Exercise brief ▸ Pictures stay out of the copy; restate everything else in the material exactly.
....
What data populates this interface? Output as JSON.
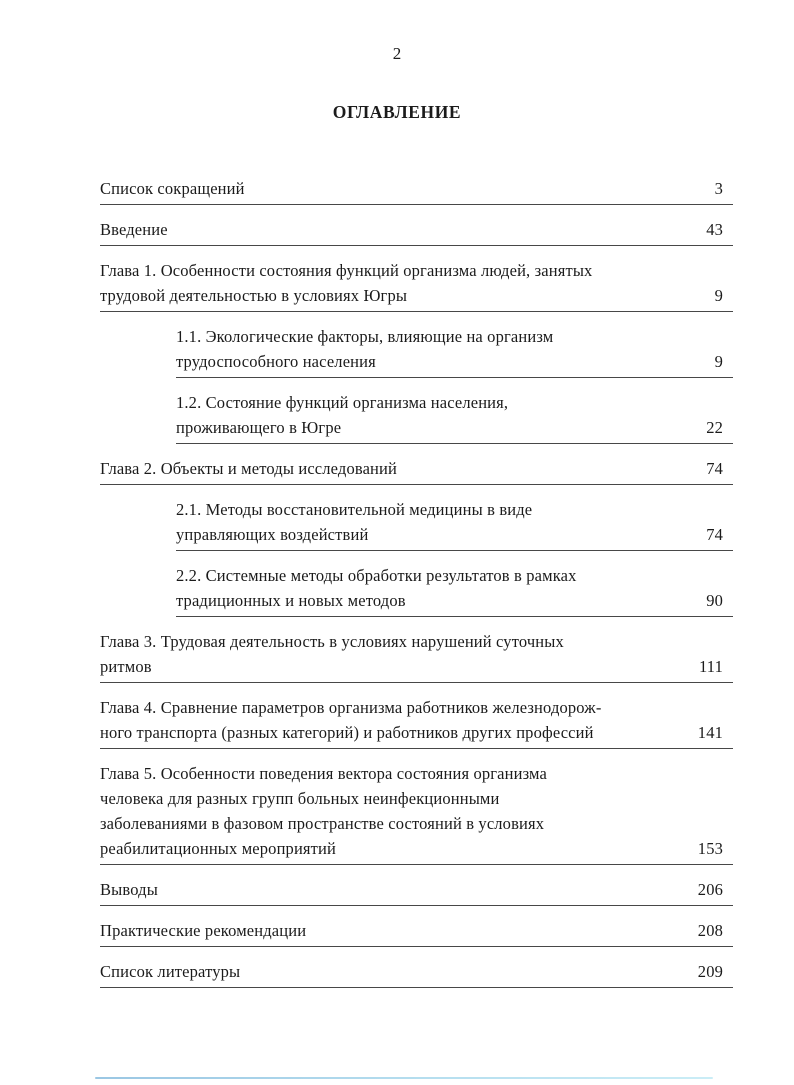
{
  "page": {
    "number": "2",
    "title": "ОГЛАВЛЕНИЕ"
  },
  "toc": {
    "entries": [
      {
        "level": 0,
        "lines": [
          "Список сокращений"
        ],
        "page": "3"
      },
      {
        "level": 0,
        "lines": [
          "Введение"
        ],
        "page": "43"
      },
      {
        "level": 0,
        "lines": [
          "Глава 1. Особенности состояния функций организма людей, занятых",
          "трудовой деятельностью в условиях Югры"
        ],
        "page": "9"
      },
      {
        "level": 1,
        "lines": [
          "1.1. Экологические факторы, влияющие на организм",
          "трудоспособного населения"
        ],
        "page": "9"
      },
      {
        "level": 1,
        "lines": [
          "1.2. Состояние функций организма населения,",
          "проживающего в Югре"
        ],
        "page": "22"
      },
      {
        "level": 0,
        "lines": [
          "Глава 2. Объекты и методы исследований"
        ],
        "page": "74"
      },
      {
        "level": 1,
        "lines": [
          "2.1. Методы восстановительной медицины в виде",
          "управляющих воздействий"
        ],
        "page": "74"
      },
      {
        "level": 1,
        "lines": [
          "2.2. Системные методы обработки результатов в рамках",
          "традиционных и новых методов"
        ],
        "page": "90"
      },
      {
        "level": 0,
        "lines": [
          "Глава 3. Трудовая деятельность в условиях нарушений суточных",
          "ритмов"
        ],
        "page": "111"
      },
      {
        "level": 0,
        "lines": [
          "Глава 4. Сравнение параметров организма работников железнодорож-",
          "ного транспорта (разных категорий) и работников других профессий"
        ],
        "page": "141"
      },
      {
        "level": 0,
        "lines": [
          "Глава 5. Особенности поведения вектора состояния организма",
          "человека для разных групп больных неинфекционными",
          "заболеваниями в фазовом пространстве состояний в условиях",
          "реабилитационных мероприятий"
        ],
        "page": "153"
      },
      {
        "level": 0,
        "lines": [
          "Выводы"
        ],
        "page": "206"
      },
      {
        "level": 0,
        "lines": [
          "Практические рекомендации"
        ],
        "page": "208"
      },
      {
        "level": 0,
        "lines": [
          "Список литературы"
        ],
        "page": "209"
      }
    ]
  },
  "colors": {
    "text": "#1b1b1b",
    "rule": "#282828",
    "bottom_scan_line": "#9ed4ea"
  }
}
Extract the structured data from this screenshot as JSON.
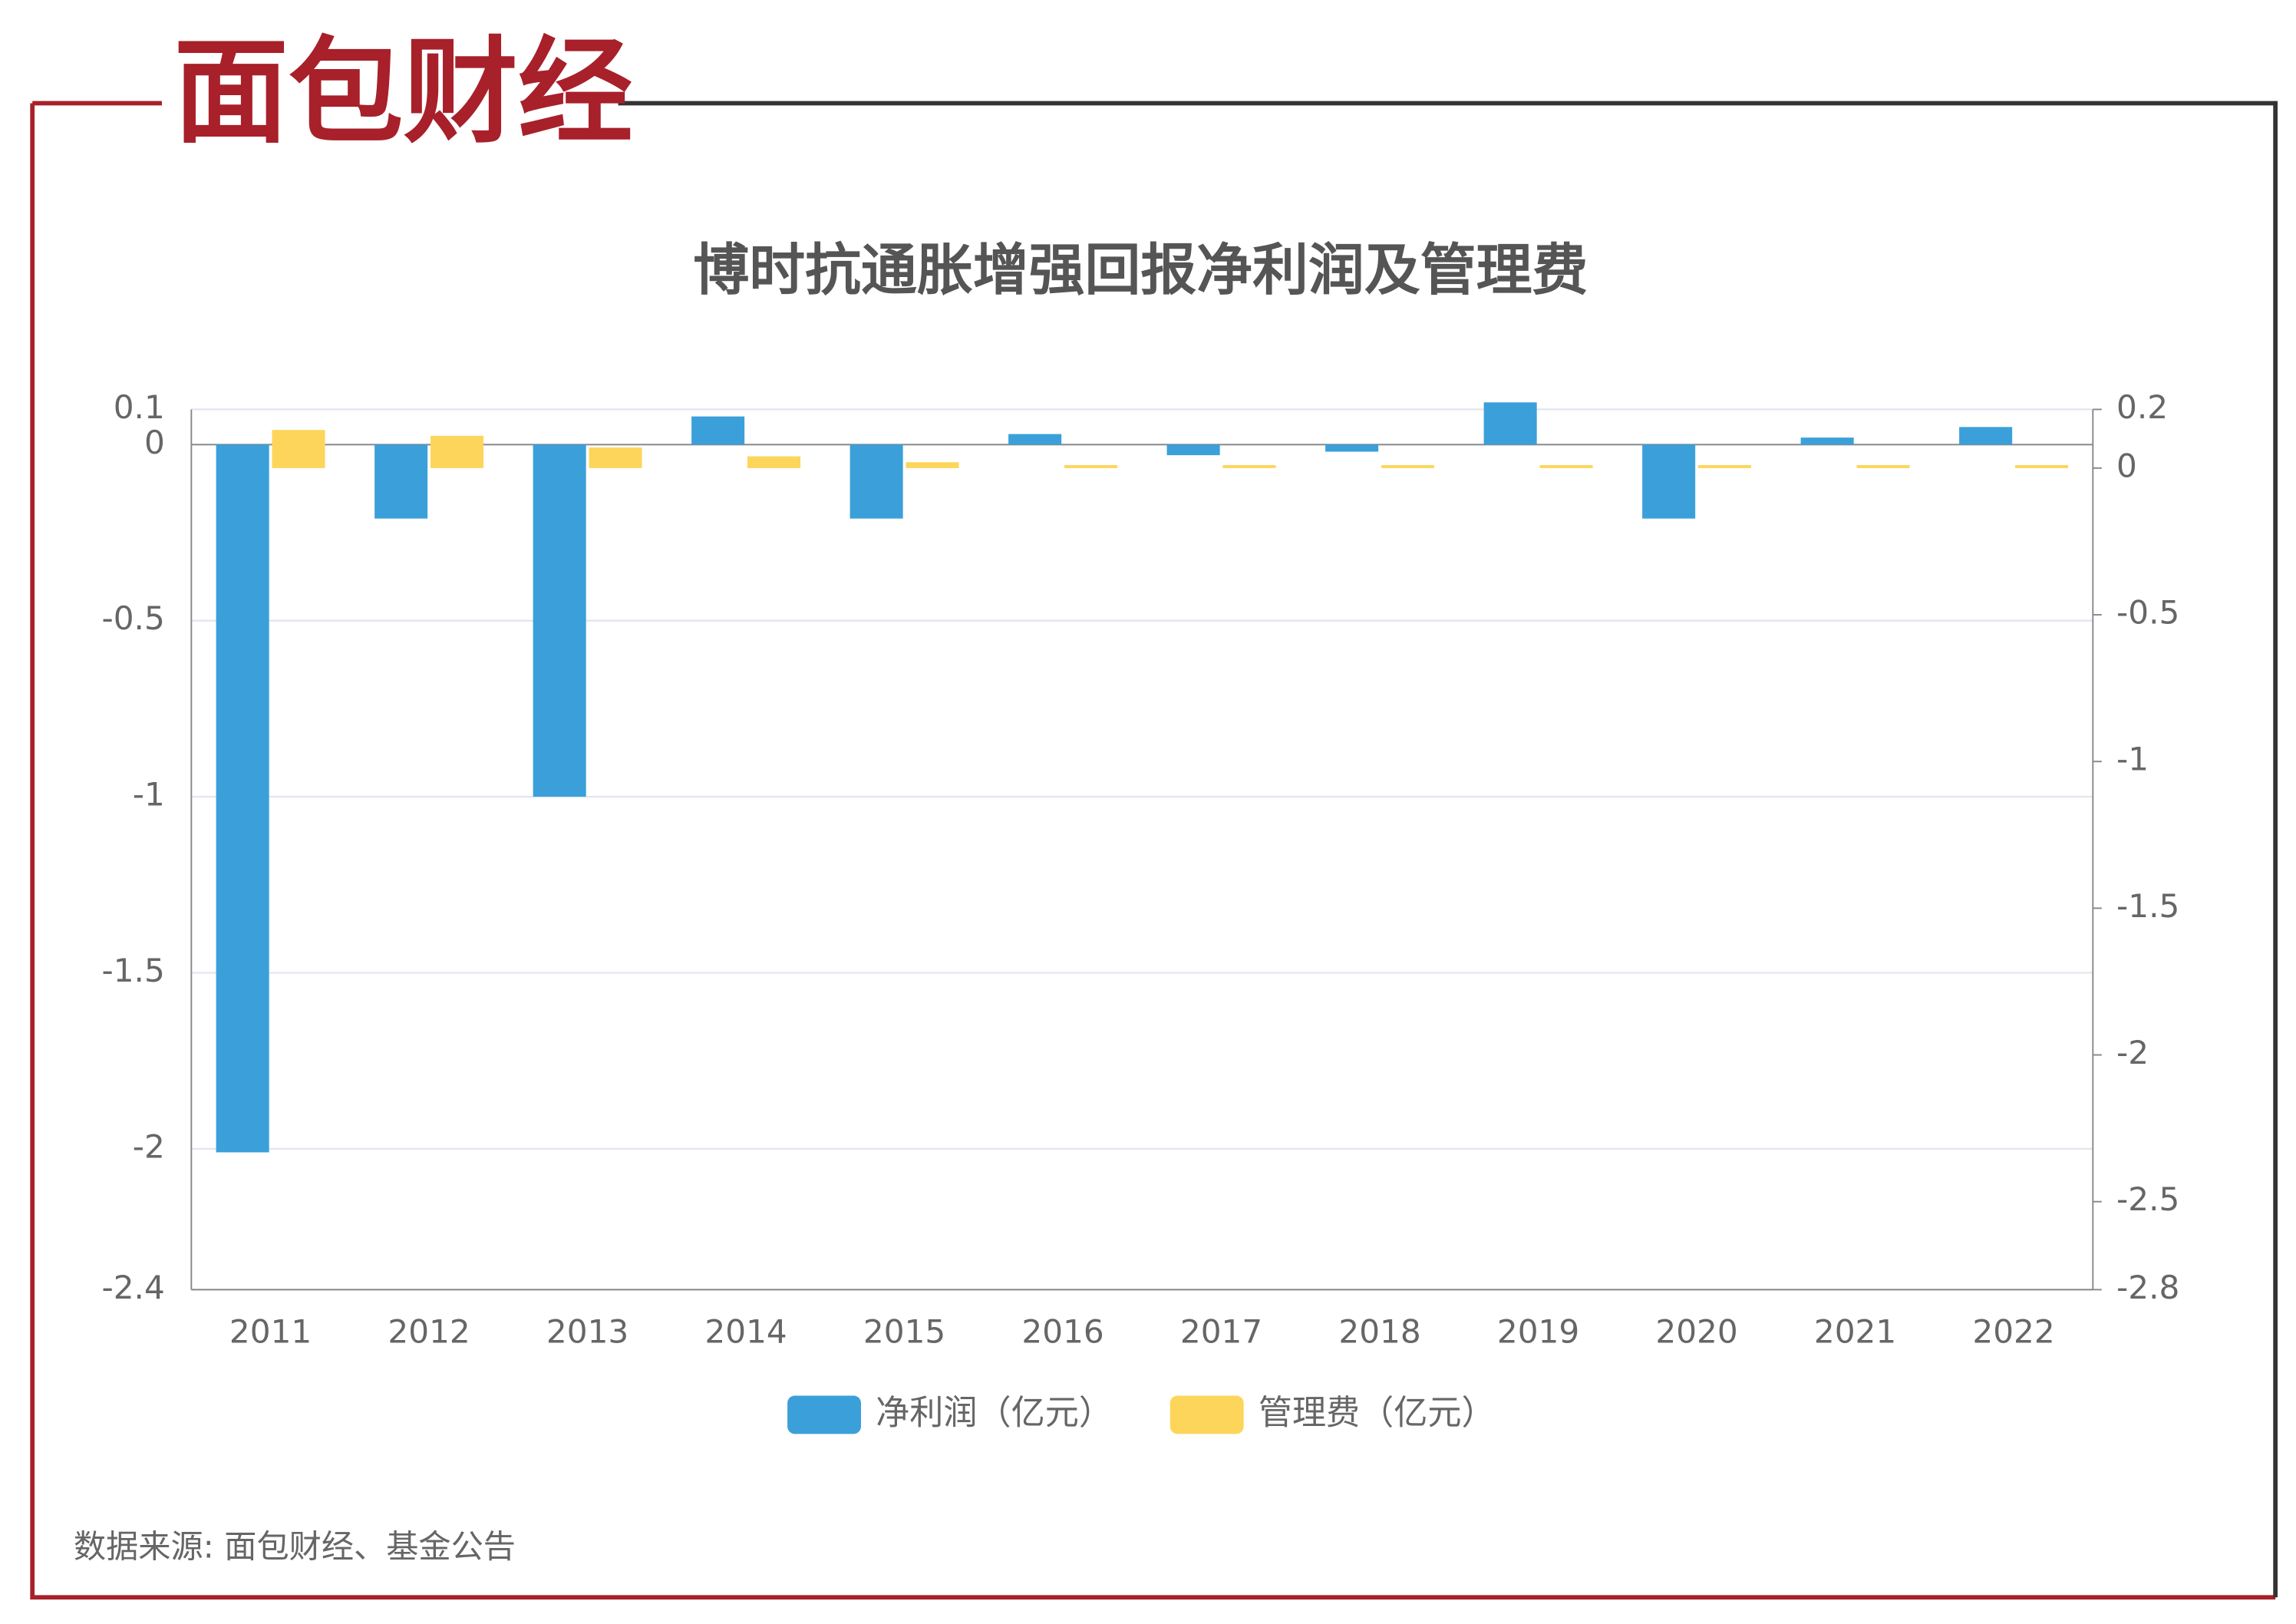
{
  "logo": "面包财经",
  "source": "数据来源: 面包财经、基金公告",
  "chart_data": {
    "type": "bar",
    "title": "博时抗通胀增强回报净利润及管理费",
    "categories": [
      "2011",
      "2012",
      "2013",
      "2014",
      "2015",
      "2016",
      "2017",
      "2018",
      "2019",
      "2020",
      "2021",
      "2022"
    ],
    "series": [
      {
        "name": "净利润（亿元）",
        "color": "#3ba0d9",
        "values": [
          -2.01,
          -0.21,
          -1.0,
          0.08,
          -0.21,
          0.03,
          -0.03,
          -0.02,
          0.12,
          -0.21,
          0.02,
          0.05
        ]
      },
      {
        "name": "管理费（亿元）",
        "color": "#fdd55a",
        "axis": "y2",
        "values": [
          0.13,
          0.11,
          0.07,
          0.04,
          0.02,
          0.01,
          0.01,
          0.01,
          0.01,
          0.01,
          0.01,
          0.01
        ]
      }
    ],
    "ylim": [
      -2.4,
      0.1
    ],
    "yticks": [
      0.1,
      0,
      -0.5,
      -1,
      -1.5,
      -2,
      -2.4
    ],
    "y2lim": [
      -2.8,
      0.2
    ],
    "y2ticks": [
      0.2,
      0,
      -0.5,
      -1,
      -1.5,
      -2,
      -2.5,
      -2.8
    ],
    "grid": true,
    "legend": "bottom"
  }
}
....
Reply to the exercise ▸
What data populates this interface? Output as JSON.
{
  "page": {
    "number": "2",
    "title": "ОГЛАВЛЕНИЕ"
  },
  "toc": {
    "entries": [
      {
        "level": 0,
        "lines": [
          "Список сокращений"
        ],
        "page": "3"
      },
      {
        "level": 0,
        "lines": [
          "Введение"
        ],
        "page": "43"
      },
      {
        "level": 0,
        "lines": [
          "Глава 1. Особенности состояния функций организма людей, занятых",
          "трудовой деятельностью в условиях Югры"
        ],
        "page": "9"
      },
      {
        "level": 1,
        "lines": [
          "1.1. Экологические факторы, влияющие на организм",
          "трудоспособного населения"
        ],
        "page": "9"
      },
      {
        "level": 1,
        "lines": [
          "1.2. Состояние функций организма населения,",
          "проживающего в Югре"
        ],
        "page": "22"
      },
      {
        "level": 0,
        "lines": [
          "Глава 2. Объекты и методы исследований"
        ],
        "page": "74"
      },
      {
        "level": 1,
        "lines": [
          "2.1. Методы восстановительной медицины в виде",
          "управляющих воздействий"
        ],
        "page": "74"
      },
      {
        "level": 1,
        "lines": [
          "2.2. Системные методы обработки результатов в рамках",
          "традиционных и новых методов"
        ],
        "page": "90"
      },
      {
        "level": 0,
        "lines": [
          "Глава 3. Трудовая деятельность в условиях нарушений суточных",
          "ритмов"
        ],
        "page": "111"
      },
      {
        "level": 0,
        "lines": [
          "Глава 4. Сравнение параметров организма работников железнодорож-",
          "ного транспорта (разных категорий) и работников других профессий"
        ],
        "page": "141"
      },
      {
        "level": 0,
        "lines": [
          "Глава 5. Особенности поведения вектора состояния организма",
          "человека для разных групп больных неинфекционными",
          "заболеваниями в фазовом пространстве состояний в условиях",
          "реабилитационных мероприятий"
        ],
        "page": "153"
      },
      {
        "level": 0,
        "lines": [
          "Выводы"
        ],
        "page": "206"
      },
      {
        "level": 0,
        "lines": [
          "Практические рекомендации"
        ],
        "page": "208"
      },
      {
        "level": 0,
        "lines": [
          "Список литературы"
        ],
        "page": "209"
      }
    ]
  },
  "colors": {
    "text": "#1b1b1b",
    "rule": "#282828",
    "bottom_scan_line": "#9ed4ea"
  }
}
Extract the structured data from this screenshot as JSON.
{
  "logo": "面包财经",
  "source": "数据来源: 面包财经、基金公告",
  "chart_data": {
    "type": "bar",
    "title": "博时抗通胀增强回报净利润及管理费",
    "categories": [
      "2011",
      "2012",
      "2013",
      "2014",
      "2015",
      "2016",
      "2017",
      "2018",
      "2019",
      "2020",
      "2021",
      "2022"
    ],
    "series": [
      {
        "name": "净利润（亿元）",
        "color": "#3ba0d9",
        "values": [
          -2.01,
          -0.21,
          -1.0,
          0.08,
          -0.21,
          0.03,
          -0.03,
          -0.02,
          0.12,
          -0.21,
          0.02,
          0.05
        ]
      },
      {
        "name": "管理费（亿元）",
        "color": "#fdd55a",
        "axis": "y2",
        "values": [
          0.13,
          0.11,
          0.07,
          0.04,
          0.02,
          0.01,
          0.01,
          0.01,
          0.01,
          0.01,
          0.01,
          0.01
        ]
      }
    ],
    "ylim": [
      -2.4,
      0.1
    ],
    "yticks": [
      0.1,
      0,
      -0.5,
      -1,
      -1.5,
      -2,
      -2.4
    ],
    "y2lim": [
      -2.8,
      0.2
    ],
    "y2ticks": [
      0.2,
      0,
      -0.5,
      -1,
      -1.5,
      -2,
      -2.5,
      -2.8
    ],
    "grid": true,
    "legend": "bottom"
  }
}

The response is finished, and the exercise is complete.